### WORK INSTRUCTIONS
Leave the pictures out. Return all other data exactly.

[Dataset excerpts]
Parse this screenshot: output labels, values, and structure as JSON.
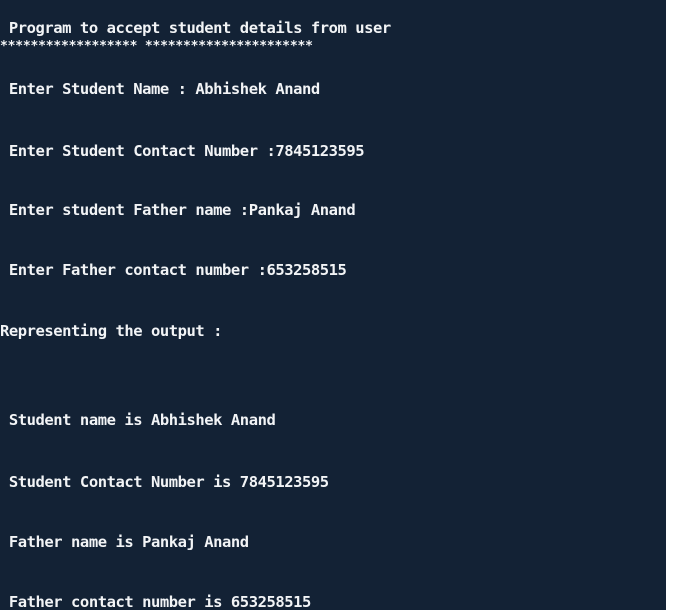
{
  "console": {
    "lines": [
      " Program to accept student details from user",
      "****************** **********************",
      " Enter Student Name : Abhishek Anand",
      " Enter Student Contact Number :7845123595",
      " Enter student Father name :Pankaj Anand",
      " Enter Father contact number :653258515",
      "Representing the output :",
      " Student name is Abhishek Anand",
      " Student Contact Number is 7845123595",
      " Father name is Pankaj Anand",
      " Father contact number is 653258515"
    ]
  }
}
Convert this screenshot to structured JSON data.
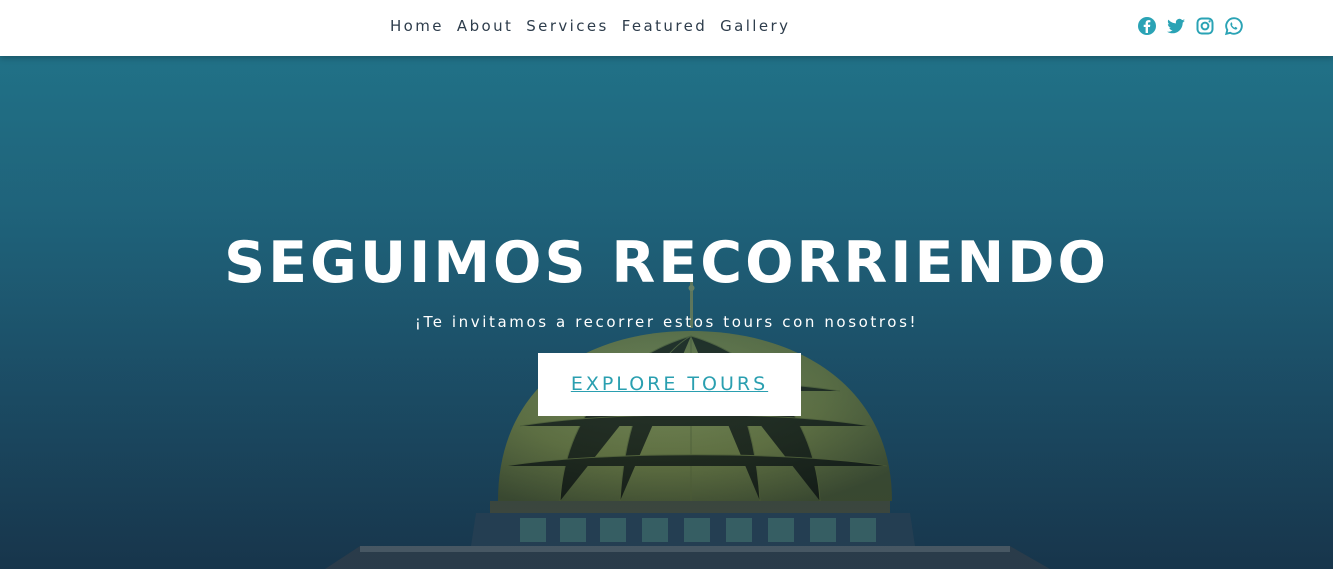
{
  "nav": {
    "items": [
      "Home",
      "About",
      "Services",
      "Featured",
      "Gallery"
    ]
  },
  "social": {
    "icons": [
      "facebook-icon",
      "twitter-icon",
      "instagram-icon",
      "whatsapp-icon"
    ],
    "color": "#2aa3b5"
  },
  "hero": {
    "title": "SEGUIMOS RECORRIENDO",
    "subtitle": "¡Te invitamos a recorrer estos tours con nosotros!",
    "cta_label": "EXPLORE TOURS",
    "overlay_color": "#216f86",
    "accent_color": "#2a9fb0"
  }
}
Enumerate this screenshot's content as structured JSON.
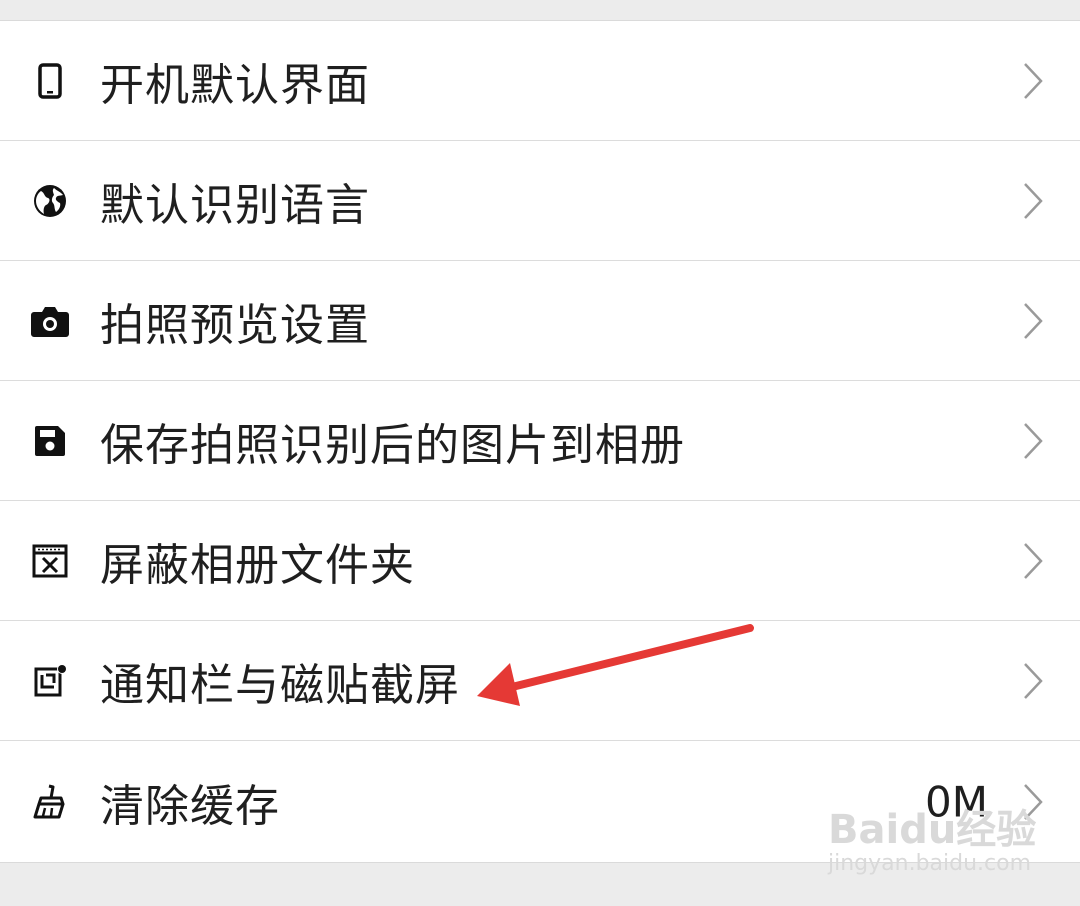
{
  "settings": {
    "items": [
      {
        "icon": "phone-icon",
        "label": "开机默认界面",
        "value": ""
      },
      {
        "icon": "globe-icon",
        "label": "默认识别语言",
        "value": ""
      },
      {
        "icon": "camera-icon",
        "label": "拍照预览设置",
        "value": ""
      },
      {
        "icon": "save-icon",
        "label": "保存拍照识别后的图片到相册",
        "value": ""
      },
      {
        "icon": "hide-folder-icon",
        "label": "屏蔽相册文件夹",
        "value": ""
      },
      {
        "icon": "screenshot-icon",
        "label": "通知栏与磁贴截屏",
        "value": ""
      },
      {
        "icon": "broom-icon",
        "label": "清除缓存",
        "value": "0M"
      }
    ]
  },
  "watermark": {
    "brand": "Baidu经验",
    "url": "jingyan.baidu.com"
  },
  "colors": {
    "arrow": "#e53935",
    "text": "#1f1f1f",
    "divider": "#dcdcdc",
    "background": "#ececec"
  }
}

### OUTPUT
Parse this screenshot: output labels, values, and structure as JSON.
{
  "console": {
    "lines": [
      " Program to accept student details from user",
      "****************** **********************",
      " Enter Student Name : Abhishek Anand",
      " Enter Student Contact Number :7845123595",
      " Enter student Father name :Pankaj Anand",
      " Enter Father contact number :653258515",
      "Representing the output :",
      " Student name is Abhishek Anand",
      " Student Contact Number is 7845123595",
      " Father name is Pankaj Anand",
      " Father contact number is 653258515"
    ]
  }
}
Convert this screenshot to structured JSON data.
{
  "nav": {
    "items": [
      "Home",
      "About",
      "Services",
      "Featured",
      "Gallery"
    ]
  },
  "social": {
    "icons": [
      "facebook-icon",
      "twitter-icon",
      "instagram-icon",
      "whatsapp-icon"
    ],
    "color": "#2aa3b5"
  },
  "hero": {
    "title": "SEGUIMOS RECORRIENDO",
    "subtitle": "¡Te invitamos a recorrer estos tours con nosotros!",
    "cta_label": "EXPLORE TOURS",
    "overlay_color": "#216f86",
    "accent_color": "#2a9fb0"
  }
}
Enumerate this screenshot's content as structured JSON.
{
  "settings": {
    "items": [
      {
        "icon": "phone-icon",
        "label": "开机默认界面",
        "value": ""
      },
      {
        "icon": "globe-icon",
        "label": "默认识别语言",
        "value": ""
      },
      {
        "icon": "camera-icon",
        "label": "拍照预览设置",
        "value": ""
      },
      {
        "icon": "save-icon",
        "label": "保存拍照识别后的图片到相册",
        "value": ""
      },
      {
        "icon": "hide-folder-icon",
        "label": "屏蔽相册文件夹",
        "value": ""
      },
      {
        "icon": "screenshot-icon",
        "label": "通知栏与磁贴截屏",
        "value": ""
      },
      {
        "icon": "broom-icon",
        "label": "清除缓存",
        "value": "0M"
      }
    ]
  },
  "watermark": {
    "brand": "Baidu经验",
    "url": "jingyan.baidu.com"
  },
  "colors": {
    "arrow": "#e53935",
    "text": "#1f1f1f",
    "divider": "#dcdcdc",
    "background": "#ececec"
  }
}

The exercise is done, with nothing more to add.